| Data excerpts |
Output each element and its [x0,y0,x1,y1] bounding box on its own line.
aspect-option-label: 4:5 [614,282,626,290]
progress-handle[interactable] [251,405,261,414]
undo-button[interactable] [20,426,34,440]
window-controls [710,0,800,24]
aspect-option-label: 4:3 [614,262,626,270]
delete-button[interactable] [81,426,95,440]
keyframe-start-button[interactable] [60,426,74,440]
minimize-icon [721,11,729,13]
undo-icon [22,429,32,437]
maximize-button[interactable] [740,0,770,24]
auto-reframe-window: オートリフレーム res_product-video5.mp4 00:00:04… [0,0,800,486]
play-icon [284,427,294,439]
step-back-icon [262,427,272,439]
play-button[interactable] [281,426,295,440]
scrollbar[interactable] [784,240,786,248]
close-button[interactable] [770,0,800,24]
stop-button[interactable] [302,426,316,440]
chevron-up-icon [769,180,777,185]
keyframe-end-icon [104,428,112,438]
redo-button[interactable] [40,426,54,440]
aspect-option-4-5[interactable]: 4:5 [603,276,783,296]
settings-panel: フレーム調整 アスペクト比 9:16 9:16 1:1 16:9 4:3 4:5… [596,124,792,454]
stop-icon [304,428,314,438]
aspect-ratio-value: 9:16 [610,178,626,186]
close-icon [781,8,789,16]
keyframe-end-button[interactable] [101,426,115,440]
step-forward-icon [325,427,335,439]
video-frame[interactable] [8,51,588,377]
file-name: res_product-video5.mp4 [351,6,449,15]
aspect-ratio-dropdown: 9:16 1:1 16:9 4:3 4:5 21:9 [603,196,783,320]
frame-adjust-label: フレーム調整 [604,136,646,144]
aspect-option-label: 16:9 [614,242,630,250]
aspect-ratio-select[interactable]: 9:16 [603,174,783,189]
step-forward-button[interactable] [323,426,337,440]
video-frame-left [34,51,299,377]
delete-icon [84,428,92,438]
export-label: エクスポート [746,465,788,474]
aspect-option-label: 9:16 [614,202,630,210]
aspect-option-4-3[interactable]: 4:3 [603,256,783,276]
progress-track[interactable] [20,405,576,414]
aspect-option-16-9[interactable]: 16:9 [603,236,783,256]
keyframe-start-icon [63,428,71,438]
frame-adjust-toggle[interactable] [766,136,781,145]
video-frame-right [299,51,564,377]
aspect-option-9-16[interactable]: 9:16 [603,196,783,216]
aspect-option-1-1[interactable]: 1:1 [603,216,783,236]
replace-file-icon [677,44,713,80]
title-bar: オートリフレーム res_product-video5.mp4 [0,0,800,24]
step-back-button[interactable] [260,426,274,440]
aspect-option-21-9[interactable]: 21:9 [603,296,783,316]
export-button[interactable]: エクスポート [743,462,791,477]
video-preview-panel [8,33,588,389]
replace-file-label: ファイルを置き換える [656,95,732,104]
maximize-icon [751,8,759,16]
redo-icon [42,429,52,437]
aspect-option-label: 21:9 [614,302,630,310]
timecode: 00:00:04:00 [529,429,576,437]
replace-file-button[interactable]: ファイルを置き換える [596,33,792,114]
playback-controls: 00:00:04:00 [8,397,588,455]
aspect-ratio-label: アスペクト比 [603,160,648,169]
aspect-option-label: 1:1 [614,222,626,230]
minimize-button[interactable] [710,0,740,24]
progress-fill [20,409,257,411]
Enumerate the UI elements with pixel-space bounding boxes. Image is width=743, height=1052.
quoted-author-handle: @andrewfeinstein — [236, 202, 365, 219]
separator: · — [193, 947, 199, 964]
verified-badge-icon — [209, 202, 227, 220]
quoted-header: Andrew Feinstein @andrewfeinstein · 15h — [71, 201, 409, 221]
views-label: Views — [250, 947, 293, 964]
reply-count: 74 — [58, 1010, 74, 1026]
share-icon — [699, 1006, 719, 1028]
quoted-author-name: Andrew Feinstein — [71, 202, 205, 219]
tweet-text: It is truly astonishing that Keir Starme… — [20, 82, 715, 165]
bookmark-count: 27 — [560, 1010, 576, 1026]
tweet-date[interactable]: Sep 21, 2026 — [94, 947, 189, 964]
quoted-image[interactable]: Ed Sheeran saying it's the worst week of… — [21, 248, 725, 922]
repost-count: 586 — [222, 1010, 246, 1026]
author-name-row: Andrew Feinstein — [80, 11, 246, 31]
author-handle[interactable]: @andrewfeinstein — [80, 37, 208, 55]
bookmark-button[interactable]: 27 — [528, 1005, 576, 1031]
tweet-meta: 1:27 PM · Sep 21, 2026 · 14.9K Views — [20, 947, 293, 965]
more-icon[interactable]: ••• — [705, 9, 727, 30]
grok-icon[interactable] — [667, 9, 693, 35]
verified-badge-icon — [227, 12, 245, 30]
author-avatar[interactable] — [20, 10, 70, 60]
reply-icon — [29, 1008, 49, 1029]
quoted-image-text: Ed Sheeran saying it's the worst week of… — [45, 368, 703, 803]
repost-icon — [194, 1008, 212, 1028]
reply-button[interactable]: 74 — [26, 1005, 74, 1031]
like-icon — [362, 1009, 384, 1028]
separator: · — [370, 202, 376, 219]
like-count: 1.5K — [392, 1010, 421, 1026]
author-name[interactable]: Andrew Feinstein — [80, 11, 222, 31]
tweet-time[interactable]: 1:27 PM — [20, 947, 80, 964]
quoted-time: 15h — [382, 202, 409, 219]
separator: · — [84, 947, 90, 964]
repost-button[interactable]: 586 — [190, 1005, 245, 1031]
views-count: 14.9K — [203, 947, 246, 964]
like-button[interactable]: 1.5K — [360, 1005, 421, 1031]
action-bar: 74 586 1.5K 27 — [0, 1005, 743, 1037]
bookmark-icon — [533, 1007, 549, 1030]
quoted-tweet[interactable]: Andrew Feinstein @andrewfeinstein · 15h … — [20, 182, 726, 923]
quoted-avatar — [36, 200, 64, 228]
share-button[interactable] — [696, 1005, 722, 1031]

| Goal of the exercise |
Rename every occurrence of "aspect-option-label" as "ratio-option-label" in the part of the records that opens at their start and closes with the line containing "delete-button[interactable] [81,426,95,440]", reproducing those lines with no other alteration.

| Response for this exercise |
Output each element and its [x0,y0,x1,y1] bounding box on its own line.
ratio-option-label: 4:5 [614,282,626,290]
progress-handle[interactable] [251,405,261,414]
undo-button[interactable] [20,426,34,440]
window-controls [710,0,800,24]
ratio-option-label: 4:3 [614,262,626,270]
delete-button[interactable] [81,426,95,440]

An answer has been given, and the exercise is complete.